Write out the records beneath this line exactly as they appear, minus any images.
________
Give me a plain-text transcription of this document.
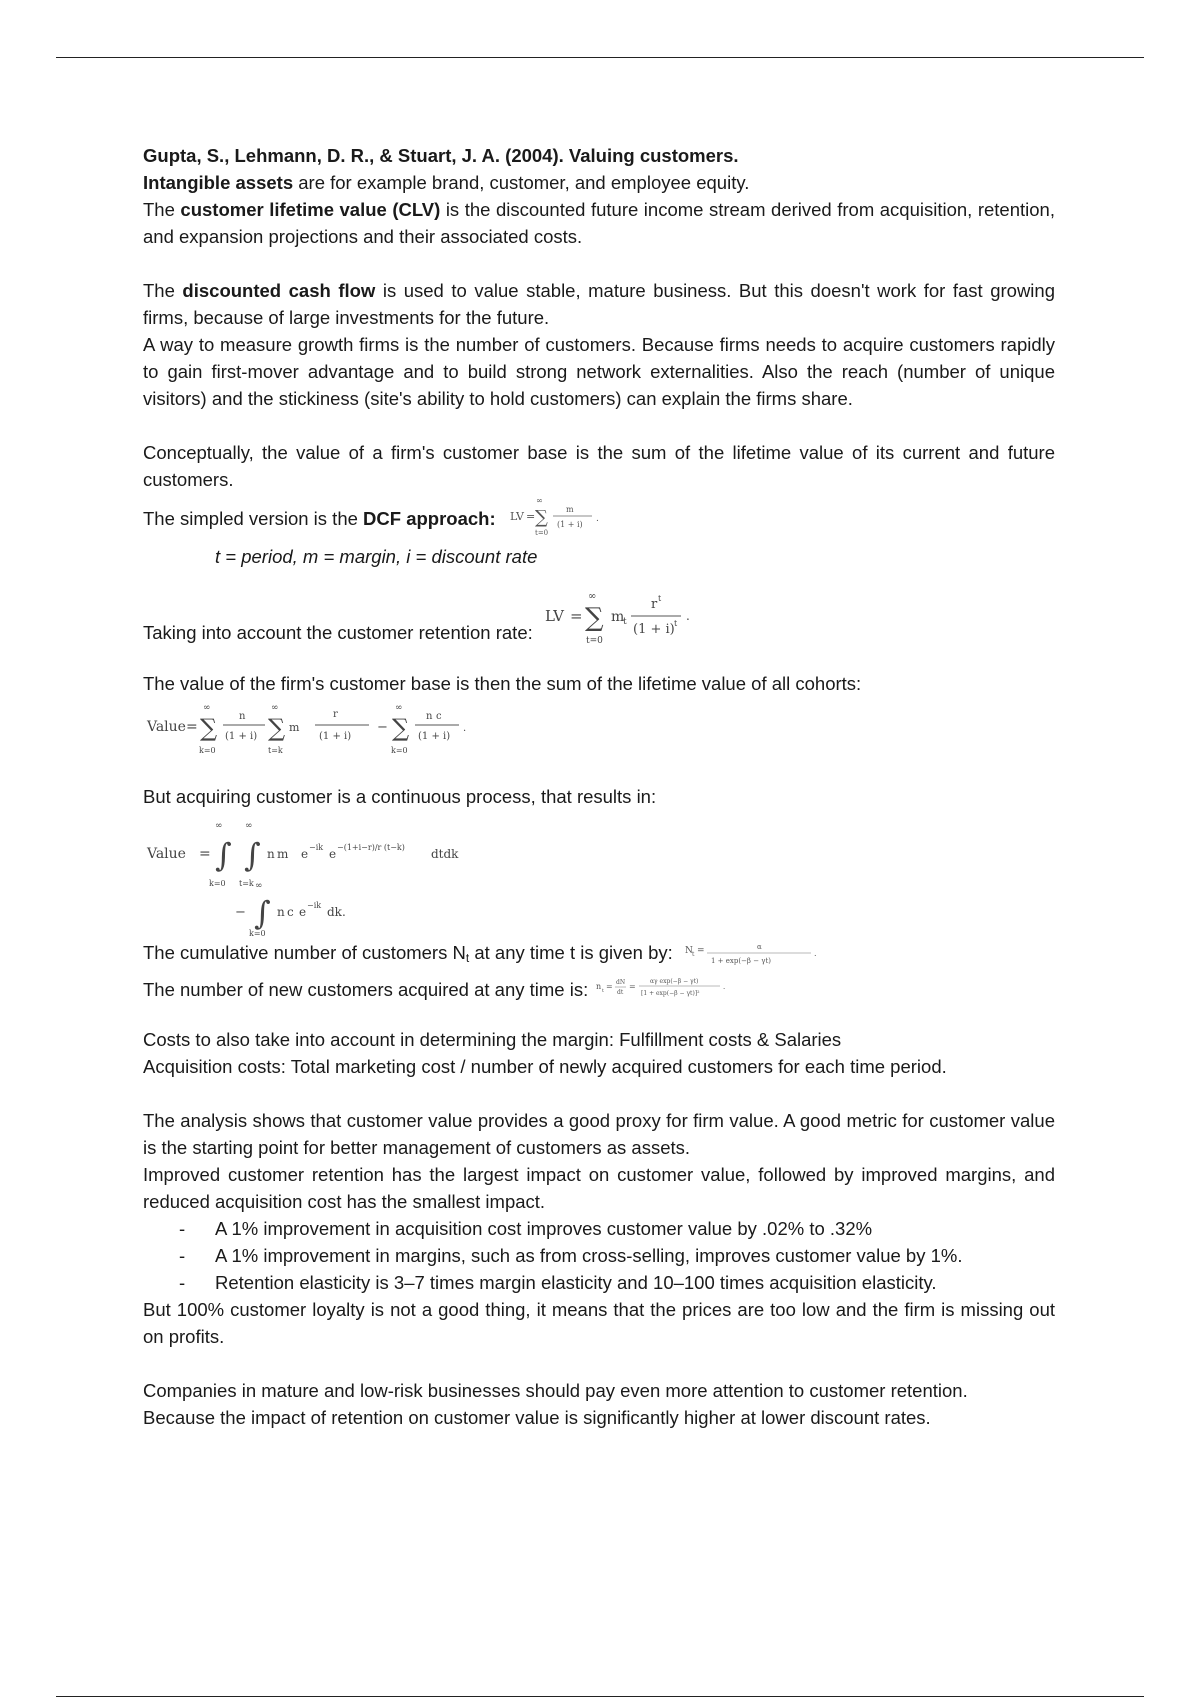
Gupta, S., Lehmann, D. R., & Stuart, J. A. (2004). Valuing customers.

Intangible assets are for example brand, customer, and employee equity.

The customer lifetime value (CLV) is the discounted future income stream derived from acquisition, retention, and expansion projections and their associated costs.

The discounted cash flow is used to value stable, mature business. But this doesn't work for fast growing firms, because of large investments for the future.

A way to measure growth firms is the number of customers. Because firms needs to acquire customers rapidly to gain first-mover advantage and to build strong network externalities. Also the reach (number of unique visitors) and the stickiness (site's ability to hold customers) can explain the firms share.

Conceptually, the value of a firm's customer base is the sum of the lifetime value of its current and future customers.

The simpled version is the DCF approach: LV =
∞
∑
t=0
m
(1 + i)
.

t = period, m = margin, i = discount rate

Taking into account the customer retention rate:
LV =
∞
∑
t=0
m
t
r t
(1 + i) t
.

The value of the firm's customer base is then the sum of the lifetime value of all cohorts:

Value =
∞
∑
k=0
n
(1 + i)
∞
∑
t=k
m
r
(1 + i)
−
∞
∑
k=0
n c
(1 + i)
.

But acquiring customer is a continuous process, that results in:

Value =
∞
∫
k=0
∞
∫
t=k
n m e −ik e −(1+i−r)/r (t−k) dtdk
−
∞
∫
k=0
n c e −ik dk.
The cumulative number of customers $N_t$ at any time t is given by: N t =	α
1 + exp(−β − γt)
.
The number of new customers acquired at any time is: n t = dN
dt
=
αγ exp(−β − γt)
[1 + exp(−β − γt)]²
.

Costs to also take into account in determining the margin: Fulfillment costs & Salaries

Acquisition costs: Total marketing cost / number of newly acquired customers for each time period.

The analysis shows that customer value provides a good proxy for firm value. A good metric for customer value is the starting point for better management of customers as assets.

Improved customer retention has the largest impact on customer value, followed by improved margins, and reduced acquisition cost has the smallest impact.

- A 1% improvement in acquisition cost improves customer value by .02% to .32%
- A 1% improvement in margins, such as from cross-selling, improves customer value by 1%.
- Retention elasticity is 3–7 times margin elasticity and 10–100 times acquisition elasticity.

But 100% customer loyalty is not a good thing, it means that the prices are too low and the firm is missing out on profits.

Companies in mature and low-risk businesses should pay even more attention to customer retention.

Because the impact of retention on customer value is significantly higher at lower discount rates.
________
## Result below
Give me a plain-text transcription of this document.
Gupta, S., Lehmann, D. R., & Stuart, J. A. (2004). Valuing customers.

Intangible assets are for example brand, customer, and employee equity.

The customer lifetime value (CLV) is the discounted future income stream derived from acquisition, retention, and expansion projections and their associated costs.

The discounted cash flow is used to value stable, mature business. But this doesn't work for fast growing firms, because of large investments for the future.

A way to measure growth firms is the number of customers. Because firms needs to acquire customers rapidly to gain first-mover advantage and to build strong network externalities. Also the reach (number of unique visitors) and the stickiness (site's ability to hold customers) can explain the firms share.

Conceptually, the value of a firm's customer base is the sum of the lifetime value of its current and future customers.

The simpled version is the DCF approach: LV =
∞
∑
t=0
m
(1 + i)
.

t = period, m = margin, i = discount rate

Taking into account the customer retention rate:
LV =
∞
∑
t=0
m
t
r t
(1 + i) t
.

The value of the firm's customer base is then the sum of the lifetime value of all cohorts:

Value =
∞
∑
k=0
n
(1 + i)
∞
∑
t=k
m
r
(1 + i)
−
∞
∑
k=0
n c
(1 + i)
.

But acquiring customer is a continuous process, that results in:

Value =
∞
∫
k=0
∞
∫
t=k
n m e −ik e −(1+i−r)/r (t−k) dtdk
−
∞
∫
k=0
n c e −ik dk.
The cumulative number of customers $N_t$ at any time t is given by: N t =	α
1 + exp(−β − γt)
.
The number of new customers acquired at any time is: n t = dN
dt
=
αγ exp(−β − γt)
[1 + exp(−β − γt)]²
.

Costs to also take into account in determining the margin: Fulfillment costs & Salaries

Acquisition costs: Total marketing cost / number of newly acquired customers for each time period.

The analysis shows that customer value provides a good proxy for firm value. A good metric for customer value is the starting point for better management of customers as assets.

Improved customer retention has the largest impact on customer value, followed by improved margins, and reduced acquisition cost has the smallest impact.

- A 1% improvement in acquisition cost improves customer value by .02% to .32%
- A 1% improvement in margins, such as from cross-selling, improves customer value by 1%.
- Retention elasticity is 3–7 times margin elasticity and 10–100 times acquisition elasticity.

But 100% customer loyalty is not a good thing, it means that the prices are too low and the firm is missing out on profits.

Companies in mature and low-risk businesses should pay even more attention to customer retention.

Because the impact of retention on customer value is significantly higher at lower discount rates.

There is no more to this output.